PROBLEM — Print the data from its first line through the line containing "67, 236, 81]", including that line, and reproduce each one character for character.

DATA IN THIS EXERCISE —
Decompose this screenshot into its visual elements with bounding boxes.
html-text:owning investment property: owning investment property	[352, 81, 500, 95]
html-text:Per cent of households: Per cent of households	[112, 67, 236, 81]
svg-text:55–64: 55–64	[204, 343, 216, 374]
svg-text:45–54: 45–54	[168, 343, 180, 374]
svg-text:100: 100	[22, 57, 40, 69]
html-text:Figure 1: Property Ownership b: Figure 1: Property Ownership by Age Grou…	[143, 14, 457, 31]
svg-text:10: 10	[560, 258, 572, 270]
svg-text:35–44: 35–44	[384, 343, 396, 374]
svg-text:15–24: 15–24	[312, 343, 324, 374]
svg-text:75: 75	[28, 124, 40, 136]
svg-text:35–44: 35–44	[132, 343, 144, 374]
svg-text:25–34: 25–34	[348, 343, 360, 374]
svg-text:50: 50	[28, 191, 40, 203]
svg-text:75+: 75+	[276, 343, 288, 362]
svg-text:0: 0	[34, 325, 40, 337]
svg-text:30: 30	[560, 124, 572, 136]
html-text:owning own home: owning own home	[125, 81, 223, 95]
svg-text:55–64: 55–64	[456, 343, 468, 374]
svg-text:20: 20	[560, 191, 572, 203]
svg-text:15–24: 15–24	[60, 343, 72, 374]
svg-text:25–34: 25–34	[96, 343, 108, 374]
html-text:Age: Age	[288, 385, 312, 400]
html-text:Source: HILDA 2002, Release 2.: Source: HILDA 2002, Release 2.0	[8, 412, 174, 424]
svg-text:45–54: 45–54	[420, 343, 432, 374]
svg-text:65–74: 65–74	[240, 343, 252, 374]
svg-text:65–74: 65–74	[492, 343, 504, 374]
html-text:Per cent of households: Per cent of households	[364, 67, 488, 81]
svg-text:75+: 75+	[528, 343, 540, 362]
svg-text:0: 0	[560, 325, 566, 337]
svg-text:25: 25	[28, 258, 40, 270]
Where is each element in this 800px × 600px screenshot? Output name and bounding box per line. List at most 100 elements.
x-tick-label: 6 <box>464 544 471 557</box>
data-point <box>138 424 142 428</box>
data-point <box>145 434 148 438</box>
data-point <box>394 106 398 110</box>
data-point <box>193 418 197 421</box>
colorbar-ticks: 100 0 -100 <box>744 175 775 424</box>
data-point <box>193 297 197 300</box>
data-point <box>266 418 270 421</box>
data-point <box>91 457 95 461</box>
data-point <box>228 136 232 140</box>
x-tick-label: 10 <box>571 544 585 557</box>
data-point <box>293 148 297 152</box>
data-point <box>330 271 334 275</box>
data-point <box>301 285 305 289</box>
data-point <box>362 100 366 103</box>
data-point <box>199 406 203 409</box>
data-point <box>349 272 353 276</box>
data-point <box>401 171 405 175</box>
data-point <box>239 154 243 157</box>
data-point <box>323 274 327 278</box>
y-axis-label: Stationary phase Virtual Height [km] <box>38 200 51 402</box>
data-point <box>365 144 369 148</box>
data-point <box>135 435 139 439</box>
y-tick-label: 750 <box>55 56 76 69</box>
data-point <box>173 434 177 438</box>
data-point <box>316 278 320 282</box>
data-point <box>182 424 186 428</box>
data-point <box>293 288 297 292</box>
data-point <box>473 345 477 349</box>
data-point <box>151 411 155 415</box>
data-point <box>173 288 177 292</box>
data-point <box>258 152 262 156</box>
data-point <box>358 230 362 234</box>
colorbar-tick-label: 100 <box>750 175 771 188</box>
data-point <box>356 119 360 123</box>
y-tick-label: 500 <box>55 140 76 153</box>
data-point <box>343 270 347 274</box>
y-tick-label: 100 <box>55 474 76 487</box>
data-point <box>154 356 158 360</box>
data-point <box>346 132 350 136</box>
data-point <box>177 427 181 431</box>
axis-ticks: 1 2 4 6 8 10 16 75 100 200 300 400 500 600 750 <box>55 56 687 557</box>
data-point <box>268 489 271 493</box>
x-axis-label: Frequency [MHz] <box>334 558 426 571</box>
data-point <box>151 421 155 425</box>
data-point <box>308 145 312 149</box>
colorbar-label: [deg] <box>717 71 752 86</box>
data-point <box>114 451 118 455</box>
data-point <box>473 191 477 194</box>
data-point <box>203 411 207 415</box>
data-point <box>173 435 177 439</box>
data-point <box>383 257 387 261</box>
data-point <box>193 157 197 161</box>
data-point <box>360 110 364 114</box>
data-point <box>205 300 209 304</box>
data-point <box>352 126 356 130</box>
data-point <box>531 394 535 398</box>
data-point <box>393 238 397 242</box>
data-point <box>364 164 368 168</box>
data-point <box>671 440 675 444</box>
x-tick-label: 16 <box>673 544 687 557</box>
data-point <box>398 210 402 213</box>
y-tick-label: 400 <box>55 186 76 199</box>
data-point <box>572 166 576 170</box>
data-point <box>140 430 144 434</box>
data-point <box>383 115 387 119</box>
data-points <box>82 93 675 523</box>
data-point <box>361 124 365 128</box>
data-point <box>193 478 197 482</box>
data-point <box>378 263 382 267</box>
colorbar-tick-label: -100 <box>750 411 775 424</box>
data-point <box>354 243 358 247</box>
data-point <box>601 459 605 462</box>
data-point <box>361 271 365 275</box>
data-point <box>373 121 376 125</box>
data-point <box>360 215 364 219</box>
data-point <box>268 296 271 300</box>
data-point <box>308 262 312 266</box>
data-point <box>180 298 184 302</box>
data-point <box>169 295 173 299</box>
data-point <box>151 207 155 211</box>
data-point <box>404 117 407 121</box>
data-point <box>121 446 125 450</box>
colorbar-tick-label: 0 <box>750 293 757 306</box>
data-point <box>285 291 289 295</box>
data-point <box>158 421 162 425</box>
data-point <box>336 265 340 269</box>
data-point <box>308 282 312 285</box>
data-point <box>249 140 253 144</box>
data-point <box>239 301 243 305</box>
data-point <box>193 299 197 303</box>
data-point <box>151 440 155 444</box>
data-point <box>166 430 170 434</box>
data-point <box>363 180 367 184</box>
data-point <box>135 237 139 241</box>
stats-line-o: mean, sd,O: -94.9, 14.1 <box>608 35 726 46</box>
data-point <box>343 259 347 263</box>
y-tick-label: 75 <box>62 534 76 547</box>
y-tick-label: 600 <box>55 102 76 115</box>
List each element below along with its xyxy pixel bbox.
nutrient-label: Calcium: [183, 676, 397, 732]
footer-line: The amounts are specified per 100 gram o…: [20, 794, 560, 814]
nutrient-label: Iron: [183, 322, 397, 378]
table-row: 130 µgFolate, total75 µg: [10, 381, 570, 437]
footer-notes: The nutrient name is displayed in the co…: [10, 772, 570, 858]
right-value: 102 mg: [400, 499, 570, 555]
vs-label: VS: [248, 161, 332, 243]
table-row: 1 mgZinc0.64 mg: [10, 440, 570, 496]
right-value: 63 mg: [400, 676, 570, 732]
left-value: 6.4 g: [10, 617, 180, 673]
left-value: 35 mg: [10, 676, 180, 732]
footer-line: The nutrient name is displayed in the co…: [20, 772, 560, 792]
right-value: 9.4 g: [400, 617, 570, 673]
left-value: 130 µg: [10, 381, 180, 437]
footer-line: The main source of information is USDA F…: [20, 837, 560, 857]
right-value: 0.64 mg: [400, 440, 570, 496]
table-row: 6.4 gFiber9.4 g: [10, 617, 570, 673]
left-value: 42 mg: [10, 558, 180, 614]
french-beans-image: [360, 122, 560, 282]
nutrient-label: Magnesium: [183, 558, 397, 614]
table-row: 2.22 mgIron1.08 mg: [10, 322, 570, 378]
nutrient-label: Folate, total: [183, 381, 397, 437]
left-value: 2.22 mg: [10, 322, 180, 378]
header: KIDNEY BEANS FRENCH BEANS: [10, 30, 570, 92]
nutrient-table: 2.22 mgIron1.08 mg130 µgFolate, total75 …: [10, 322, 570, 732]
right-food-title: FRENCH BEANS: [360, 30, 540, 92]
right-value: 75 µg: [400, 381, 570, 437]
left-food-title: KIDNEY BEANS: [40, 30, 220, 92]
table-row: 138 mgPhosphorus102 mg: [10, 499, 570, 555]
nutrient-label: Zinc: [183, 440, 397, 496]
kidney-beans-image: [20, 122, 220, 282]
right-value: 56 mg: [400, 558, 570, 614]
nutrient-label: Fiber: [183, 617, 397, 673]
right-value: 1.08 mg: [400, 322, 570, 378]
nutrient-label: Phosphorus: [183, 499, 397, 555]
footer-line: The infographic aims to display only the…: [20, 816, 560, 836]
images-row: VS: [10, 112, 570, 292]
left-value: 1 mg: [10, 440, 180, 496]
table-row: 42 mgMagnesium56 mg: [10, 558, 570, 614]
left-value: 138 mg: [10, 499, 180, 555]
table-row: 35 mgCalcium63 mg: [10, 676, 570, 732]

SOLUTION FOR THIS TASK —
Decompose this screenshot into its visual elements with bounding boxes.
html-text:owning investment property: owning investment property	[352, 81, 500, 95]
html-text:Per cent of households: Per cent of households	[112, 67, 236, 81]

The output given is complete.